Entries provided
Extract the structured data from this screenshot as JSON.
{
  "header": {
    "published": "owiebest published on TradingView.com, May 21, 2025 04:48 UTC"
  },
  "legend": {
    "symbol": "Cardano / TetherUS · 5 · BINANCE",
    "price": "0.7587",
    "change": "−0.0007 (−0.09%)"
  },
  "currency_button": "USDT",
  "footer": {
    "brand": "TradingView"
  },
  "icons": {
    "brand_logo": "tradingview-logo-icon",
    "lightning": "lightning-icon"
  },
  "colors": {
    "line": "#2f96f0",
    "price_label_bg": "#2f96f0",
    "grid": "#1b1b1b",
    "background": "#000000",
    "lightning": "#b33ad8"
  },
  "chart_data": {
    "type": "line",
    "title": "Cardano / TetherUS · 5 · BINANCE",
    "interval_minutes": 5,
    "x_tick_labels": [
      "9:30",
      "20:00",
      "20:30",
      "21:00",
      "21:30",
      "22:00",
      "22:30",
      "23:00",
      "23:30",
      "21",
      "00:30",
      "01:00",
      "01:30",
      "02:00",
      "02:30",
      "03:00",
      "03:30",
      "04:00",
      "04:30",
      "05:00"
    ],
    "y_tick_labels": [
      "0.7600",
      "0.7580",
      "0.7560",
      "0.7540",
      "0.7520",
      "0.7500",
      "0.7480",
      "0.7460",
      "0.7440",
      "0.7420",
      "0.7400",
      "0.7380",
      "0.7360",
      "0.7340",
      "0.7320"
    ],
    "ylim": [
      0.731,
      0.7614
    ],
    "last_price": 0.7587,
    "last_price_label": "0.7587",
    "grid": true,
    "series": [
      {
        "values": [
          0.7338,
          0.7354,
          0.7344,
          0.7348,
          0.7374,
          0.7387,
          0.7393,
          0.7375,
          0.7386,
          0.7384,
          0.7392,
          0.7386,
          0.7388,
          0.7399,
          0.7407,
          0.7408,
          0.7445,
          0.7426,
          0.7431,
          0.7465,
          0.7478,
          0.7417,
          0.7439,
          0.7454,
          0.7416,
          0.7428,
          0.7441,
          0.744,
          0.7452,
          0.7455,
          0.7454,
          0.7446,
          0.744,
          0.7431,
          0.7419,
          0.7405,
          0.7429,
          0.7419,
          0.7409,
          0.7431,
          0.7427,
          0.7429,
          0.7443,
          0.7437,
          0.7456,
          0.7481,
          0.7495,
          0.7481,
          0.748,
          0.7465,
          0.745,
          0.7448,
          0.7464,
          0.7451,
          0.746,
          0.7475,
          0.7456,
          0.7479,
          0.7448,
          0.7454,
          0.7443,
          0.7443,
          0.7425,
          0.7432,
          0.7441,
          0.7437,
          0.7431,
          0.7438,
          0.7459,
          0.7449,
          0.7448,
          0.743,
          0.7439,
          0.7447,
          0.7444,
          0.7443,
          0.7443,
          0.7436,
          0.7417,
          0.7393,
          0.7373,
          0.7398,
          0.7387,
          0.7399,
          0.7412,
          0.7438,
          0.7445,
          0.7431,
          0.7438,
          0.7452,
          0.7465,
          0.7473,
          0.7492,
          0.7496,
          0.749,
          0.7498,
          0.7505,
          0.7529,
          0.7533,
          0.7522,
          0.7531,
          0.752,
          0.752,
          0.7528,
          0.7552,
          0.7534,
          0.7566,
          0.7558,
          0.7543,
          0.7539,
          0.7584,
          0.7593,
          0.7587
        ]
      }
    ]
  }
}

What you have to do
Select the lines from the entries that include the word "BINANCE".

Exercise answer
    "symbol": "Cardano / TetherUS · 5 · BINANCE",
    "title": "Cardano / TetherUS · 5 · BINANCE",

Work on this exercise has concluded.